提示された文章:
___

2017/05/24

生態展示販売禁止 - アルバカーキー市の場合


dog actuallyへの初出は2011年5月23日。
ペットショップで商業的に繁殖された犬や猫を販売することを条例で禁止する自治体は確実に増え続けており、2017年5月現在18州179都市でこの記事で紹介しているアルバカーキー市と同様の規制が実施されています。

これらの規制の重要な点は単純に店舗での販売を禁止しているだけでなく、子犬や子猫を自家繁殖することが制度的に難しくなり、たとえアクシデントで増えてしまった場合にも金銭的なペナルティが課して同じ失敗を繰り返す可能性を低くするシステムを作っていることです。保護された犬を譲渡するだけではペットの頭数過剰問題は解決しない、まずは元栓を閉めなくてはいけないというのが、アメリカの多くの自治体が選択した方法です。

(以下、dog actually 2011年5月23日掲載記事より)

日本でも、犬をめぐる様々な問題の温床として問題視されているペットショップでの生体展示販売。アメリカのいくつかの都市では、条例によって犬や猫の生体展示販売が禁止されています。その中でもアメリカで一番最初に犬と猫の展示販売禁止の条例を施行した、ニューメキシコ州アルバカーキー市の例をご紹介いたします。

___

課題の内容:
生体展示販売禁止についての文章から、次の三つの問いに答えよ。
(a) この記事がdog actuallyに初めて掲載されたのはいつか。
(b) 2017年5月の時点で、同様の規制は何州何都市で実施されているか。
(c) アルバカーキー市はどの州にあるか。
この文章だけを手がかりにすること。

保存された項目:
___

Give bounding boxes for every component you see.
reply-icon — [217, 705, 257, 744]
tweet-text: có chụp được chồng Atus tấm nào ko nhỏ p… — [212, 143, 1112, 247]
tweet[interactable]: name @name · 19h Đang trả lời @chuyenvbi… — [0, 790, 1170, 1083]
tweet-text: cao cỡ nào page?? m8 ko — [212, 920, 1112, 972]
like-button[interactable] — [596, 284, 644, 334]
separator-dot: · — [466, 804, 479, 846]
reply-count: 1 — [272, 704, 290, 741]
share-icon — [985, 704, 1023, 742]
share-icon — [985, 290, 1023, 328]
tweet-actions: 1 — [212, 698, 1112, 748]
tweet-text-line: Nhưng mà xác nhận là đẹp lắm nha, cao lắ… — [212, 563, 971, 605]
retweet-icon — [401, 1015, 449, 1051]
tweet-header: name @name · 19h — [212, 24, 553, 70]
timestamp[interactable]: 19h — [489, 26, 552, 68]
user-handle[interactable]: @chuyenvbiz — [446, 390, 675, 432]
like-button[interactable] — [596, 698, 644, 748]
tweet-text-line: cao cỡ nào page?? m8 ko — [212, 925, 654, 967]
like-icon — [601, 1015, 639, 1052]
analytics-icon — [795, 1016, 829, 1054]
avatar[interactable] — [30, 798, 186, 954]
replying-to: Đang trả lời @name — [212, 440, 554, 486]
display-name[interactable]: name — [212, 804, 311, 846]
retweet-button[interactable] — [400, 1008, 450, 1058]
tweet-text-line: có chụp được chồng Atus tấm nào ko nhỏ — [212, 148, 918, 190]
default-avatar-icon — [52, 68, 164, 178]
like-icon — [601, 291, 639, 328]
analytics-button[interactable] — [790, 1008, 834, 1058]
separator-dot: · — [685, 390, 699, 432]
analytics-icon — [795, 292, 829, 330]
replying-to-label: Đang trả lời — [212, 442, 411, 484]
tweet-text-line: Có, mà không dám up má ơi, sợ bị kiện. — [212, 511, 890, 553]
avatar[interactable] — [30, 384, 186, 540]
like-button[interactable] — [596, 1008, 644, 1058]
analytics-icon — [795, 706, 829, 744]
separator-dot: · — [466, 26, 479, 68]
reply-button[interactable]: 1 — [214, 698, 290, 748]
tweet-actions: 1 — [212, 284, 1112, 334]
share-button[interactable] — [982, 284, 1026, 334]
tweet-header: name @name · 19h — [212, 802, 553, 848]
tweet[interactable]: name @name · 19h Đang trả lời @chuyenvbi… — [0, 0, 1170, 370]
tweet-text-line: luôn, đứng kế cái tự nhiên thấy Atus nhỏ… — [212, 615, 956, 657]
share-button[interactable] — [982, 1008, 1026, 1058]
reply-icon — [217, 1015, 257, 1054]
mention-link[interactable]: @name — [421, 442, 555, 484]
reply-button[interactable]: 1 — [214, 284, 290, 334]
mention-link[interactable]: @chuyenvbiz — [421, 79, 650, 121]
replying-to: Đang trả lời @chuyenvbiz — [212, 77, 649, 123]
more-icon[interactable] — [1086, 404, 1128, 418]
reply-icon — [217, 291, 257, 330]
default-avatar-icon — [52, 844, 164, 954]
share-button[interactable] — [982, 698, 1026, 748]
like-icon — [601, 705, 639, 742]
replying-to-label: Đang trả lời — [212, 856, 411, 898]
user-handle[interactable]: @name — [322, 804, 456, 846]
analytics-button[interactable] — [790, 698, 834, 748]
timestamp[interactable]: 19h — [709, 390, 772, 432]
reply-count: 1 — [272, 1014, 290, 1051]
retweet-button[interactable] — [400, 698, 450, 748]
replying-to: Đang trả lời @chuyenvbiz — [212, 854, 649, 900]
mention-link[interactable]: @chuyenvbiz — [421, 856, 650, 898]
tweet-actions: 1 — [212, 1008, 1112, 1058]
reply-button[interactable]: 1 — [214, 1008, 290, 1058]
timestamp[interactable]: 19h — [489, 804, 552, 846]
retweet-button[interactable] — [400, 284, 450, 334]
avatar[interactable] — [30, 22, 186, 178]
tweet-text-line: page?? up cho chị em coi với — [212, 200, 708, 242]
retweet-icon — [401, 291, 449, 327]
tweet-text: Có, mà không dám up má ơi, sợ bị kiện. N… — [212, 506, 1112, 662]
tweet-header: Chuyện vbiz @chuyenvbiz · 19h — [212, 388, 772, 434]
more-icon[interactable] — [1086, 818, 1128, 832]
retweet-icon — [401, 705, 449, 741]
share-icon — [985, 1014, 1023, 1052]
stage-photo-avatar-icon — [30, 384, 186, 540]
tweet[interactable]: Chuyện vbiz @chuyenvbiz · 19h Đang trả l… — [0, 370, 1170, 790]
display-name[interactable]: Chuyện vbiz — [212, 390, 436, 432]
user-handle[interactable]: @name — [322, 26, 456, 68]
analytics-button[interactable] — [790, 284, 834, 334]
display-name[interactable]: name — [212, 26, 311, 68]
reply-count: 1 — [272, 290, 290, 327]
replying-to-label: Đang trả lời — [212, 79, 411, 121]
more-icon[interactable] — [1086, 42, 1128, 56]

___

解答結果:
(a) 2011年5月23日である。
(b) 18州179都市である。
(c) ニューメキシコ州である。